From the entries provided below, copy each line that contains the word "código".
* start Recorded information *
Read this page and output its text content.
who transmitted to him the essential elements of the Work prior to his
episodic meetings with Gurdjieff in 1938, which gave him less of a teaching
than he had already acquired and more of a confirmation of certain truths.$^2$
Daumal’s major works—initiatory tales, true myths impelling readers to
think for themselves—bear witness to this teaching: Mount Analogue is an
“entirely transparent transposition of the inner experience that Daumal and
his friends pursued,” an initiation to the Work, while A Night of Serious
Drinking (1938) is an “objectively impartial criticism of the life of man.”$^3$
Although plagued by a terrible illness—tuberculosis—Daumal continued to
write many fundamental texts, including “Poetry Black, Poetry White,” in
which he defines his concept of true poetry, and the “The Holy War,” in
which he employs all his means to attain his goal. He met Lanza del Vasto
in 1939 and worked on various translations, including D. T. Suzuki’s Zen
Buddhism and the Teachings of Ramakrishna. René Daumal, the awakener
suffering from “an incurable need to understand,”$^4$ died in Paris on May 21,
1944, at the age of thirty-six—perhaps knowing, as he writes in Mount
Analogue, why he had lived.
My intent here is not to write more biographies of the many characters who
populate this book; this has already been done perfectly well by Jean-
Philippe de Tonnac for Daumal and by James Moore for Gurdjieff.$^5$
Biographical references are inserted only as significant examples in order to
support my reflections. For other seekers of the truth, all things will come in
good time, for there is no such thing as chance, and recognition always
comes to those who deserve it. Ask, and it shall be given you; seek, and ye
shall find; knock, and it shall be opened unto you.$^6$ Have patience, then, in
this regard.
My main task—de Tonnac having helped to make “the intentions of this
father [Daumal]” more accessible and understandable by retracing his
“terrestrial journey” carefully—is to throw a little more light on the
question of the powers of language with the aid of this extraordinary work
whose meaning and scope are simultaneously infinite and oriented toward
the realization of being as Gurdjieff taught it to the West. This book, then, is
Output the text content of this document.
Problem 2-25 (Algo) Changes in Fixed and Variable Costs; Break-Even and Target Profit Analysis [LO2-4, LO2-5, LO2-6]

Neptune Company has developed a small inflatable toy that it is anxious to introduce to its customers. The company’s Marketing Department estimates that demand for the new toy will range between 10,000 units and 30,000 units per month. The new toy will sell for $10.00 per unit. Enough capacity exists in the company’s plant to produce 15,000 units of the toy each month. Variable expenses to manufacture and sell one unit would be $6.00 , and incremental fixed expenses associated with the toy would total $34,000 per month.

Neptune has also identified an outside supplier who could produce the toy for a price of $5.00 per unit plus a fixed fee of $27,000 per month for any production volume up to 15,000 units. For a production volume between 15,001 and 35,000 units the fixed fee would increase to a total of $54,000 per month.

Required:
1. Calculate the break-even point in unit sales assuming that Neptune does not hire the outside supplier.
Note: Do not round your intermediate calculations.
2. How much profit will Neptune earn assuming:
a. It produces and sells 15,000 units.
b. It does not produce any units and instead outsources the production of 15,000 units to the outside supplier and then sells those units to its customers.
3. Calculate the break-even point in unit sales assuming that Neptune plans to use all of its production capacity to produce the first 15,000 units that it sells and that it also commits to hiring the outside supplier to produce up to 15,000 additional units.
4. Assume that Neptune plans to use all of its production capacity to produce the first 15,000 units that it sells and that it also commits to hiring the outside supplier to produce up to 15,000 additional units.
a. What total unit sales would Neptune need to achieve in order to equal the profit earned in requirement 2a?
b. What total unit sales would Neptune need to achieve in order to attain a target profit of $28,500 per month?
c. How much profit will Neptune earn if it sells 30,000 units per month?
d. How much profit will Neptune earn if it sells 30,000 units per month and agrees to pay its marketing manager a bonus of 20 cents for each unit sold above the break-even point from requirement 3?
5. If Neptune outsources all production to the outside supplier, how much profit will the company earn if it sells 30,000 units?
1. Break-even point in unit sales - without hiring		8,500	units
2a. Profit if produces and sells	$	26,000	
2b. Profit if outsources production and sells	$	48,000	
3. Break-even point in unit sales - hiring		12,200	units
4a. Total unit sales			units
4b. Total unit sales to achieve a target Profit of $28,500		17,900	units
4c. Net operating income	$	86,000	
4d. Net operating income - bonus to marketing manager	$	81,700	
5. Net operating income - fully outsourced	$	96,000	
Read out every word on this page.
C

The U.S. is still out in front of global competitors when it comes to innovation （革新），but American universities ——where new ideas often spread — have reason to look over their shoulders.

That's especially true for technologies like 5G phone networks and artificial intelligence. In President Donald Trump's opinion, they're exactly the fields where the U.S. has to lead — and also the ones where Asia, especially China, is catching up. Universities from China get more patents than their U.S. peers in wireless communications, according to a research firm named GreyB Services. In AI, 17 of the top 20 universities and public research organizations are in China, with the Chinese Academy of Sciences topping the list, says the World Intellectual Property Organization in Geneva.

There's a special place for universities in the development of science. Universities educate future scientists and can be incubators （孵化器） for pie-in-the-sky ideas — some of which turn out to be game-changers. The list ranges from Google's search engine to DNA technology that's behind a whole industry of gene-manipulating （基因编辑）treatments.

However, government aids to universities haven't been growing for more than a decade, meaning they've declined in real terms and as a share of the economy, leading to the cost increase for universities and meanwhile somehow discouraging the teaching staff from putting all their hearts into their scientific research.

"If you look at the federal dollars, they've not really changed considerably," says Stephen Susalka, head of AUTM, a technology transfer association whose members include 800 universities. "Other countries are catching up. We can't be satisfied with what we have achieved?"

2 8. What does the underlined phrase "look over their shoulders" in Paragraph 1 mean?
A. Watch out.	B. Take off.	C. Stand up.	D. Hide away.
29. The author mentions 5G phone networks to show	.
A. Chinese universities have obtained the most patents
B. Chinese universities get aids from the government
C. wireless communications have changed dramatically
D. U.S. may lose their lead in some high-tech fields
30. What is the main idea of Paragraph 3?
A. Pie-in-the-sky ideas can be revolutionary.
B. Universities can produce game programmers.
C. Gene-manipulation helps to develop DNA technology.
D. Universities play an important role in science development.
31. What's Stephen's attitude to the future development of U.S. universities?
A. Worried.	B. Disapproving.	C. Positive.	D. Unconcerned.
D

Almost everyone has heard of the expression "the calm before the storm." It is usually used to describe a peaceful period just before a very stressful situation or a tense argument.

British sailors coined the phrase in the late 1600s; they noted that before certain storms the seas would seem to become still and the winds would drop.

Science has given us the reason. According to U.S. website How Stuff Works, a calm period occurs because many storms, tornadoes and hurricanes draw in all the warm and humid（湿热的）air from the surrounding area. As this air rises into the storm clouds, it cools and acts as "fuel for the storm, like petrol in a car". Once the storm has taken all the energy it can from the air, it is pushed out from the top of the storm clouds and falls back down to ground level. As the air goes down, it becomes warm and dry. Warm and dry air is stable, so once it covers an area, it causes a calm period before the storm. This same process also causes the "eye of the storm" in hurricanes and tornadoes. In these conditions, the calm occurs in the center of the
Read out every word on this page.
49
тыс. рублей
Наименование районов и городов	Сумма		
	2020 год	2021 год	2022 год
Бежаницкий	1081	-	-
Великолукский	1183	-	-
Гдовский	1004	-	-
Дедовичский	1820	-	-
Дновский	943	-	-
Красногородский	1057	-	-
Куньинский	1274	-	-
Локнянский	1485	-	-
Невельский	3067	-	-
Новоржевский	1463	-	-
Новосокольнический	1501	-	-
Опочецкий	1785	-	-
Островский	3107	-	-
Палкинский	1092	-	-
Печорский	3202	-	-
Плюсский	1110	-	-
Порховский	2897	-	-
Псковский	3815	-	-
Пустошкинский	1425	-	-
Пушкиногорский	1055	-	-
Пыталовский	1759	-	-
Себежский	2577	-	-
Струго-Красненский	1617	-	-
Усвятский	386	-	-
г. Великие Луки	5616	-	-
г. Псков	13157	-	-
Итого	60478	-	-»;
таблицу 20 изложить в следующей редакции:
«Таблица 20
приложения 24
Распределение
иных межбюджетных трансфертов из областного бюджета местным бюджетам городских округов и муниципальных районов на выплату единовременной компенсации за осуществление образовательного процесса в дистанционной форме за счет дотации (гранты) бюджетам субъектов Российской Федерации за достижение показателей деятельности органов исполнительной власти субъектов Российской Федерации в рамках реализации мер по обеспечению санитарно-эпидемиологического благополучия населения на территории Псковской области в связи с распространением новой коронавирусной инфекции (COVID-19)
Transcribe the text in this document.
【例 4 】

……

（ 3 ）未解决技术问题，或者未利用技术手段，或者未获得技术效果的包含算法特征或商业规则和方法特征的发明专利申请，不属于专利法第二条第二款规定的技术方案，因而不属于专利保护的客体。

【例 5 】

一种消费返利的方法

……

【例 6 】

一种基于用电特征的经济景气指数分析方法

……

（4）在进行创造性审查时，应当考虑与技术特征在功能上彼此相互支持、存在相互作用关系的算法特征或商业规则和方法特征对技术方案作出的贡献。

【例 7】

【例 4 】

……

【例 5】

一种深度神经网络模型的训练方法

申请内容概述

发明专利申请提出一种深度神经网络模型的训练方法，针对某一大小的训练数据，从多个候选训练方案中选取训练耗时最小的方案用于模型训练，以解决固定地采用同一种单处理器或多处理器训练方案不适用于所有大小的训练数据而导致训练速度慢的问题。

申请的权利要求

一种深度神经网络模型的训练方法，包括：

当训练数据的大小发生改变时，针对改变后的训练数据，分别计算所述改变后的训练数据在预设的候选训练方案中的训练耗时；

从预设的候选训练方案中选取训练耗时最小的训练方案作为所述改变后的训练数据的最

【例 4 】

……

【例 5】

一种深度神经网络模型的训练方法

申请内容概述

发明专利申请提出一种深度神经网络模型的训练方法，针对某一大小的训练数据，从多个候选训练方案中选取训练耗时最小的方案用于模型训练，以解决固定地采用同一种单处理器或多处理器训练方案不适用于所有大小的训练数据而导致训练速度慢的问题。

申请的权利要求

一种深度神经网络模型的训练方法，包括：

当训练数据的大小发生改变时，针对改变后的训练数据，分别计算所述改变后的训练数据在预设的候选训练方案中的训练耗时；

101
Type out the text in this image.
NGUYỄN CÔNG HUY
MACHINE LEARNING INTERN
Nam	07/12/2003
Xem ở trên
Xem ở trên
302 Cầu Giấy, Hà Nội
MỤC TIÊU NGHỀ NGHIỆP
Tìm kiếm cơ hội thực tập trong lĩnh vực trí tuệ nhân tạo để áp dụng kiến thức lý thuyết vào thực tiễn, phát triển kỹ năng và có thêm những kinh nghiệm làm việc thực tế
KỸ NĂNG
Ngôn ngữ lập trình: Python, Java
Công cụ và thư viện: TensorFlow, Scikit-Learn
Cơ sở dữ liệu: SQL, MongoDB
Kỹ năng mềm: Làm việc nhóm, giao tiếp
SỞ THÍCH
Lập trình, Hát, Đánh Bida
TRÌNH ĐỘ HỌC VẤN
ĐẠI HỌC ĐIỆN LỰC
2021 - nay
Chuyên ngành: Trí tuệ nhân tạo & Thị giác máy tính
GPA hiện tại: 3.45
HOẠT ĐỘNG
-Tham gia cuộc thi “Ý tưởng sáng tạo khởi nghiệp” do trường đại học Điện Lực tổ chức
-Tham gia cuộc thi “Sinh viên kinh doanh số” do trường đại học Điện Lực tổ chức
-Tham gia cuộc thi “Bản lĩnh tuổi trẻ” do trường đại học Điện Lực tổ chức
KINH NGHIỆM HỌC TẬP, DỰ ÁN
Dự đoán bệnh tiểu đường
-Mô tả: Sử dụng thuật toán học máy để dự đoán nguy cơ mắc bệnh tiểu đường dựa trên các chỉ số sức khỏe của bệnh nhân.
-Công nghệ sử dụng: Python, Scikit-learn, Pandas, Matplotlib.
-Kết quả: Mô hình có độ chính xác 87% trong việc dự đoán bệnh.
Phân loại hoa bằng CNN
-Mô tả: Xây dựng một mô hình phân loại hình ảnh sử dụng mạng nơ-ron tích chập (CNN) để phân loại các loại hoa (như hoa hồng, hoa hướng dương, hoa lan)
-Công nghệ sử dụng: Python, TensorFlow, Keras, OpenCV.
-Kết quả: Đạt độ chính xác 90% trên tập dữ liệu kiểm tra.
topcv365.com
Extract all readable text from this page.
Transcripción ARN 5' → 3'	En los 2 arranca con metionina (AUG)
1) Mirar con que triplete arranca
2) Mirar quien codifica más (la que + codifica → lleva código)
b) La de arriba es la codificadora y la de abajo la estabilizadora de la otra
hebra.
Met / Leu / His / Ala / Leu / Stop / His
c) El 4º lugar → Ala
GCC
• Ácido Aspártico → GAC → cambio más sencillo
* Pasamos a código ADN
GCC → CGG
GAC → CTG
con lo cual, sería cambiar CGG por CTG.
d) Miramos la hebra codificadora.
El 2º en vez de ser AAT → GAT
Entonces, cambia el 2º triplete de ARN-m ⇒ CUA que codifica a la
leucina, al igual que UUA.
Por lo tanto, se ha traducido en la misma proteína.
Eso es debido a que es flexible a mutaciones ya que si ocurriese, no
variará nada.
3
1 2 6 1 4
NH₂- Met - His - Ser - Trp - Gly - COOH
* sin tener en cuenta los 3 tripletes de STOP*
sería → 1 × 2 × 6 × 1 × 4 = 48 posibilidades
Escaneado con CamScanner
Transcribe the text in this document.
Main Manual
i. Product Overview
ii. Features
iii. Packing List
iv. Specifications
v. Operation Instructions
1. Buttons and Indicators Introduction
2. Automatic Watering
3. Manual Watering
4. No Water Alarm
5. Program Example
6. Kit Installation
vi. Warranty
* end Recorded information *
● **Result for this task**
2) Mirar quien codifica más (la que + codifica → lleva código)
* Pasamos a código ADN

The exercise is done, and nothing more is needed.